** DIRECTIONS **
Repeat the entries below exactly as they appear, with no pictures.

** DATA PROVIDED **
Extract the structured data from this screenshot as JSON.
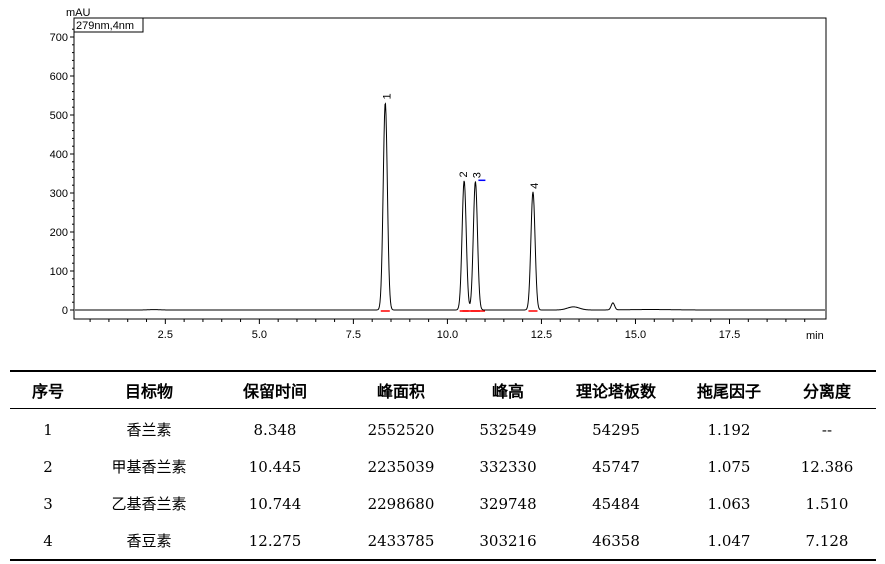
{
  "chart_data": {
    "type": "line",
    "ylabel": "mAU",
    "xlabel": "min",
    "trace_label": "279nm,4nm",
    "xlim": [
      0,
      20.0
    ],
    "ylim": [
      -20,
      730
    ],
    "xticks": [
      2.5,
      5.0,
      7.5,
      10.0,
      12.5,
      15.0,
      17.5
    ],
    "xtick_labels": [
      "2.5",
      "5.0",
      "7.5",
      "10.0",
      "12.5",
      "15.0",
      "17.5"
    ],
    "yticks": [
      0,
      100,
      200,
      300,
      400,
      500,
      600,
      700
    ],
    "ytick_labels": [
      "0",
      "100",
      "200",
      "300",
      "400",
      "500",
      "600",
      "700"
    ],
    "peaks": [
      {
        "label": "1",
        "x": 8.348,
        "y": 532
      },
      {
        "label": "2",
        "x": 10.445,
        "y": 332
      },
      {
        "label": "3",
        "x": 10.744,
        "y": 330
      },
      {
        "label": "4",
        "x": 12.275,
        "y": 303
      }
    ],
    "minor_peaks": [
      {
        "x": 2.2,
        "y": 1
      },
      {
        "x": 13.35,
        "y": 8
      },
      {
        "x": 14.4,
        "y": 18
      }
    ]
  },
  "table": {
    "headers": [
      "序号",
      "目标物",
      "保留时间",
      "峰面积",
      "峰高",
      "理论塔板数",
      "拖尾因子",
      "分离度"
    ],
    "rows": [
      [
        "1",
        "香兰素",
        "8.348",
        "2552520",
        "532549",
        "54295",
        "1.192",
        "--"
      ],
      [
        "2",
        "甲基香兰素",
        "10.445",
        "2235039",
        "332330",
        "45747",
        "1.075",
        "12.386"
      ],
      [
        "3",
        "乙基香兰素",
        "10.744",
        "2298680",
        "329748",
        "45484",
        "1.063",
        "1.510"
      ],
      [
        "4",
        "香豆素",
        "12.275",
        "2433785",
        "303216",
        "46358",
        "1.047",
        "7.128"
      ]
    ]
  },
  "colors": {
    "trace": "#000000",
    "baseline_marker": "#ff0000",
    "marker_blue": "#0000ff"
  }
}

** TASK RESULT **
Extract the structured data from this screenshot as JSON.
{
  "chart_data": {
    "type": "line",
    "ylabel": "mAU",
    "xlabel": "min",
    "trace_label": "279nm,4nm",
    "xlim": [
      0,
      20.0
    ],
    "ylim": [
      -20,
      730
    ],
    "xticks": [
      2.5,
      5.0,
      7.5,
      10.0,
      12.5,
      15.0,
      17.5
    ],
    "xtick_labels": [
      "2.5",
      "5.0",
      "7.5",
      "10.0",
      "12.5",
      "15.0",
      "17.5"
    ],
    "yticks": [
      0,
      100,
      200,
      300,
      400,
      500,
      600,
      700
    ],
    "ytick_labels": [
      "0",
      "100",
      "200",
      "300",
      "400",
      "500",
      "600",
      "700"
    ],
    "peaks": [
      {
        "label": "1",
        "x": 8.348,
        "y": 532
      },
      {
        "label": "2",
        "x": 10.445,
        "y": 332
      },
      {
        "label": "3",
        "x": 10.744,
        "y": 330
      },
      {
        "label": "4",
        "x": 12.275,
        "y": 303
      }
    ],
    "minor_peaks": [
      {
        "x": 2.2,
        "y": 1
      },
      {
        "x": 13.35,
        "y": 8
      },
      {
        "x": 14.4,
        "y": 18
      }
    ]
  },
  "table": {
    "headers": [
      "序号",
      "目标物",
      "保留时间",
      "峰面积",
      "峰高",
      "理论塔板数",
      "拖尾因子",
      "分离度"
    ],
    "rows": [
      [
        "1",
        "香兰素",
        "8.348",
        "2552520",
        "532549",
        "54295",
        "1.192",
        "--"
      ],
      [
        "2",
        "甲基香兰素",
        "10.445",
        "2235039",
        "332330",
        "45747",
        "1.075",
        "12.386"
      ],
      [
        "3",
        "乙基香兰素",
        "10.744",
        "2298680",
        "329748",
        "45484",
        "1.063",
        "1.510"
      ],
      [
        "4",
        "香豆素",
        "12.275",
        "2433785",
        "303216",
        "46358",
        "1.047",
        "7.128"
      ]
    ]
  },
  "colors": {
    "trace": "#000000",
    "baseline_marker": "#ff0000",
    "marker_blue": "#0000ff"
  }
}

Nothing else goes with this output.